### PAGE
--------------------------------

Why Was the Chief of Staff for a Leading Republican Senate Candidate on a Group Chat With Famous White Nationalists?
Ben Jacobs Slate
Clockwise from upper left: Chuck Johnson, Nick Fuentes, Kip Talley (chief of staff to Rep. Mike Collins, a GOP Senate candidate), and Richard Spencer. (photo: Slate) Why Was the Chief of Staff for a Leading Republican Senate Candidate on a Group Chat With Famous White Nationalists?
Ben Jacobs Slate
The answer somehow makes it even worse.
Kip Talley, Collins’ current chief of staff, detailed his efforts in a group chat that included prominent white nationalists, among them Nick Fuentes and Richard Spencer. Slate has reviewed the chats.
Talley actively intervened on behalf of Charles Johnson—a notorious internet troll, Holocaust denier, and racist—while Johnson was incarcerated from November 2025 to February 2026, according to messages Talley sent to the group chat in December 2025. (Talley was, at that point, Collins’ deputy chief of staff, before being promoted to chief of staff in January.)
Johnson has previously made statements about the Holocaust such as: “I do not and never have believed the six million figure. I think the Red Cross numbers of 250,000 dead in the camps from typhus are more realistic,” and suggested that “Auschwitz and the gas chambers” were “not real.” Johnson appeared in 2016 on a white nationalist podcast to discuss his belief in “race realism,” and shared an article that claimed Black Americans had a “violence gene.” He has insisted he only repeatedly used the N-word on Twitter “to study the site’s algorithms.”

--------------------------------

### PROBLEMS TO WORK ON
(a) According to the article, during what period was Charles Johnson incarcerated?
(b) Reproduce word for word everything in the article from "Kip Talley, Collins’" down to "staff in January.)".

### RECORDS PROVIDED
--------------------------------

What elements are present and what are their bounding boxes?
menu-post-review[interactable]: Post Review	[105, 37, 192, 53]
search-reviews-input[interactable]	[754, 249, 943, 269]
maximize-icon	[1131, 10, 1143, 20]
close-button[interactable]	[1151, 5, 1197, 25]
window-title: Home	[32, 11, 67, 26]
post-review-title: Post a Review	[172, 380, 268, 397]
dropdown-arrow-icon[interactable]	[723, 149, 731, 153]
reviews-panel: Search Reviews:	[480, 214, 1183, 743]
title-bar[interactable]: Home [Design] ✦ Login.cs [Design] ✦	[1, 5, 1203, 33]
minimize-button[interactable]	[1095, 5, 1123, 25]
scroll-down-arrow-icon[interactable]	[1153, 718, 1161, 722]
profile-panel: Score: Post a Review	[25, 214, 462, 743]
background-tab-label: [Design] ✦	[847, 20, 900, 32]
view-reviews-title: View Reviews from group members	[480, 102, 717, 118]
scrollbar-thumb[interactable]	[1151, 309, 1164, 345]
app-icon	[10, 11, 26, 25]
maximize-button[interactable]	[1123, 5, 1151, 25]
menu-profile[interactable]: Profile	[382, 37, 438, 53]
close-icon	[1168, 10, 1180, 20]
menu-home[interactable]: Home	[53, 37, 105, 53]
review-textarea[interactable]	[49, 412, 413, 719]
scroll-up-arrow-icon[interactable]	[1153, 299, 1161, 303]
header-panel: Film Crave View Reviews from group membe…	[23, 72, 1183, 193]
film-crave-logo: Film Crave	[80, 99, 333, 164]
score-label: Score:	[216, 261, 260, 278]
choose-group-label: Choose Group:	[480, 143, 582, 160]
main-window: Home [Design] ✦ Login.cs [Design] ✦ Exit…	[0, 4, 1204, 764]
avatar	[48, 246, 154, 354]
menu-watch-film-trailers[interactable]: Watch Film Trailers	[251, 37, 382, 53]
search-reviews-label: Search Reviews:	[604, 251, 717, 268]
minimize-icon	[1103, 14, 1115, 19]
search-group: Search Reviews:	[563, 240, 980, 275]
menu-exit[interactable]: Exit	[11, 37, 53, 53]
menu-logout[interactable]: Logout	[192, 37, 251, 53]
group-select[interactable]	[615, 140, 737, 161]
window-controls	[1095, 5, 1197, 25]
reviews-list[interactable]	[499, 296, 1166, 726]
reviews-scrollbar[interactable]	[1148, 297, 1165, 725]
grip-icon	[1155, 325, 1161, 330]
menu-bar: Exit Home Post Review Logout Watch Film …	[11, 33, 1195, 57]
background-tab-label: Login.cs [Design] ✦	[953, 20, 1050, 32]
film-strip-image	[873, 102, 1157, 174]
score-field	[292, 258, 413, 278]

--------------------------------

### ANSWERS BY TASK
(a) From November 2025 to February 2026.

(b)
Kip Talley, Collins’ current chief of staff, detailed his efforts in a group chat that included prominent white nationalists, among them Nick Fuentes and Richard Spencer. Slate has reviewed the chats.
Talley actively intervened on behalf of Charles Johnson—a notorious internet troll, Holocaust denier, and racist—while Johnson was incarcerated from November 2025 to February 2026, according to messages Talley sent to the group chat in December 2025. (Talley was, at that point, Collins’ deputy chief of staff, before being promoted to chief of staff in January.)